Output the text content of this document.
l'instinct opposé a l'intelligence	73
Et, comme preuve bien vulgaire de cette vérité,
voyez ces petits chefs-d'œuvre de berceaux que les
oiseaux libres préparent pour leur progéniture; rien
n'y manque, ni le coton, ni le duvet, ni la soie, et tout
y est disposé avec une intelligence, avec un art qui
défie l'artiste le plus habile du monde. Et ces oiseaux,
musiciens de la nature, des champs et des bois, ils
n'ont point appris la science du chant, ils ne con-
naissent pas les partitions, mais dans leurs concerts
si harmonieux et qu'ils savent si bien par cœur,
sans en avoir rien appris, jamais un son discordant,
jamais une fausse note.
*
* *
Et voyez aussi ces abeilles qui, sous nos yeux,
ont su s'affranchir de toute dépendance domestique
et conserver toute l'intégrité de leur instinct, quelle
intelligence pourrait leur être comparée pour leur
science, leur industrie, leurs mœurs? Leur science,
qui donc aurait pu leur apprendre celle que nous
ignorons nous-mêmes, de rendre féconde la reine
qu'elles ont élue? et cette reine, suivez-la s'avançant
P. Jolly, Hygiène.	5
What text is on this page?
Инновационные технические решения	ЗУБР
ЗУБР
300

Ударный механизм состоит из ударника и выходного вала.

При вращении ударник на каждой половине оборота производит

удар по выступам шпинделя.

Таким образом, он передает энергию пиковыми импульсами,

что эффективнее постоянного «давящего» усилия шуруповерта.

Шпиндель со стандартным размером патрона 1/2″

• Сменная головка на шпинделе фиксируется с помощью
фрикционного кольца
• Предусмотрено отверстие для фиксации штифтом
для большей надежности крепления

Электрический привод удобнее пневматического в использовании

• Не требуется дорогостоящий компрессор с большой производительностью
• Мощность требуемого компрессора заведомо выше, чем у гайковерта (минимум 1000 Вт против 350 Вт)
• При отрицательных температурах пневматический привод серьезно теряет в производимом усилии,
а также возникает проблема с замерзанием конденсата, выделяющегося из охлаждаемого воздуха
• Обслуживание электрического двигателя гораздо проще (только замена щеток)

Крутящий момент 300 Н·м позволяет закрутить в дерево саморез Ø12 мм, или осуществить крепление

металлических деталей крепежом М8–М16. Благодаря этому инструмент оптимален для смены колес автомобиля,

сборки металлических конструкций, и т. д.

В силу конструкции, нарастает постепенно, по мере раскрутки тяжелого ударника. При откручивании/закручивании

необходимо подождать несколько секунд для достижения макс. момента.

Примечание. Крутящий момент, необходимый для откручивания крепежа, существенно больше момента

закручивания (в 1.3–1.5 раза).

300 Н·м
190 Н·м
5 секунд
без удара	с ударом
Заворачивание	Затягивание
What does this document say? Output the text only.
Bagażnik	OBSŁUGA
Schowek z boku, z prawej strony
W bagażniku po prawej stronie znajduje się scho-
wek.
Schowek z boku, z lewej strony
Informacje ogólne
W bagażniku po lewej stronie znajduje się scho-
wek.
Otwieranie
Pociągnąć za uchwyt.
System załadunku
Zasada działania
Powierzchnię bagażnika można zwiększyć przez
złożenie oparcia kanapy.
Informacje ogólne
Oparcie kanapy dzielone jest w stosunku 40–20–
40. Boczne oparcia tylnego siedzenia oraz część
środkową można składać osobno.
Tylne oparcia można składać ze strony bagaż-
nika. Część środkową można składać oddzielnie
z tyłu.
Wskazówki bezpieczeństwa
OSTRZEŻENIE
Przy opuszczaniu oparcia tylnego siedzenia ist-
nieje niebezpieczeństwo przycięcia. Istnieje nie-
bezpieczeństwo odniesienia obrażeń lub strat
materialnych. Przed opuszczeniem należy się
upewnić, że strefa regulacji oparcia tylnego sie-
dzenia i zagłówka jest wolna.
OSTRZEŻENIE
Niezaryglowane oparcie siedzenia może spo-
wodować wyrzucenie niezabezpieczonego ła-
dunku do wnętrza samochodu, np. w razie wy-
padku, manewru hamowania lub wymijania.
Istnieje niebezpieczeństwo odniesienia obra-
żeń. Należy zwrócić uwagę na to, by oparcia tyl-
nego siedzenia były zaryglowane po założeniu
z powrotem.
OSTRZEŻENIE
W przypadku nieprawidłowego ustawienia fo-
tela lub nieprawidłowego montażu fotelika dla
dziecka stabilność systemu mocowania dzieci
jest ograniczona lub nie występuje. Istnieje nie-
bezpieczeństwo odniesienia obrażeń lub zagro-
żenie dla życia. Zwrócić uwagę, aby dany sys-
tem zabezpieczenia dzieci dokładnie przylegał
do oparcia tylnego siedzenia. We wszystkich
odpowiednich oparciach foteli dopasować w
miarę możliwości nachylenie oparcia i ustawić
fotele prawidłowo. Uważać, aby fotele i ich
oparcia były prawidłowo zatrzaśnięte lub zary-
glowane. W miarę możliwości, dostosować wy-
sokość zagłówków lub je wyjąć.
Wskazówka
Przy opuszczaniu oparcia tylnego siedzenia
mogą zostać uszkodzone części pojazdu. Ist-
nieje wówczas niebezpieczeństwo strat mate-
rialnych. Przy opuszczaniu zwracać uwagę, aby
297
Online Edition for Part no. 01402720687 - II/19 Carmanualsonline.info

| CHALLENGE |
Copy out every line in the listing where the word "prawidłowo" appears.

| ANSWER BELOW |
fotele prawidłowo. Uważać, aby fotele i ich
oparcia były prawidłowo zatrzaśnięte lub zary-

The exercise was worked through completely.